Data shown
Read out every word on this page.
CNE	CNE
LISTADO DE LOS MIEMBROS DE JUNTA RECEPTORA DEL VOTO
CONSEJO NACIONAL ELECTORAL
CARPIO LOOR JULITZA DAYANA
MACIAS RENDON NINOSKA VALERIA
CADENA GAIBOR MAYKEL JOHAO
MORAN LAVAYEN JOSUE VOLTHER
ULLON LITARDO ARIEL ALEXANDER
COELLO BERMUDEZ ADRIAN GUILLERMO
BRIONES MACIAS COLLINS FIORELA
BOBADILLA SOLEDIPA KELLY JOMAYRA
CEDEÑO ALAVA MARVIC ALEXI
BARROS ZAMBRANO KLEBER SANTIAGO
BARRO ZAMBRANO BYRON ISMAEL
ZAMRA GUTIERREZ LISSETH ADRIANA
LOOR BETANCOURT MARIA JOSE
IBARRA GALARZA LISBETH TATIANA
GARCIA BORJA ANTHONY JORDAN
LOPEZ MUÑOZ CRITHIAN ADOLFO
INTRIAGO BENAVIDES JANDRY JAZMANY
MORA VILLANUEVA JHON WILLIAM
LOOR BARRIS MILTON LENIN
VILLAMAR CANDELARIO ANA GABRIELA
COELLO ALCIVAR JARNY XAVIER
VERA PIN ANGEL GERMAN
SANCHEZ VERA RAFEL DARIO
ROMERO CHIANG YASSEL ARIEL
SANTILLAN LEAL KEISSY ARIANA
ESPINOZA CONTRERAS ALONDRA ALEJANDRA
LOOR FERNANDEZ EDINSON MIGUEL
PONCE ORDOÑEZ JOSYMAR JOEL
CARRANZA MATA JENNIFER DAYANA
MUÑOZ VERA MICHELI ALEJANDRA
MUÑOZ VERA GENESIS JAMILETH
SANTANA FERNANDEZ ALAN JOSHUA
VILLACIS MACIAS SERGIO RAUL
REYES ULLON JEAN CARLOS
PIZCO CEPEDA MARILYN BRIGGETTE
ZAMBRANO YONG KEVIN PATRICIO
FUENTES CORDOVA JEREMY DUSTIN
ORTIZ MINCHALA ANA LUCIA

Required action
Give the number of lines in the material above that contain the word "DAYANA", and add nothing.

Result for this exercise
2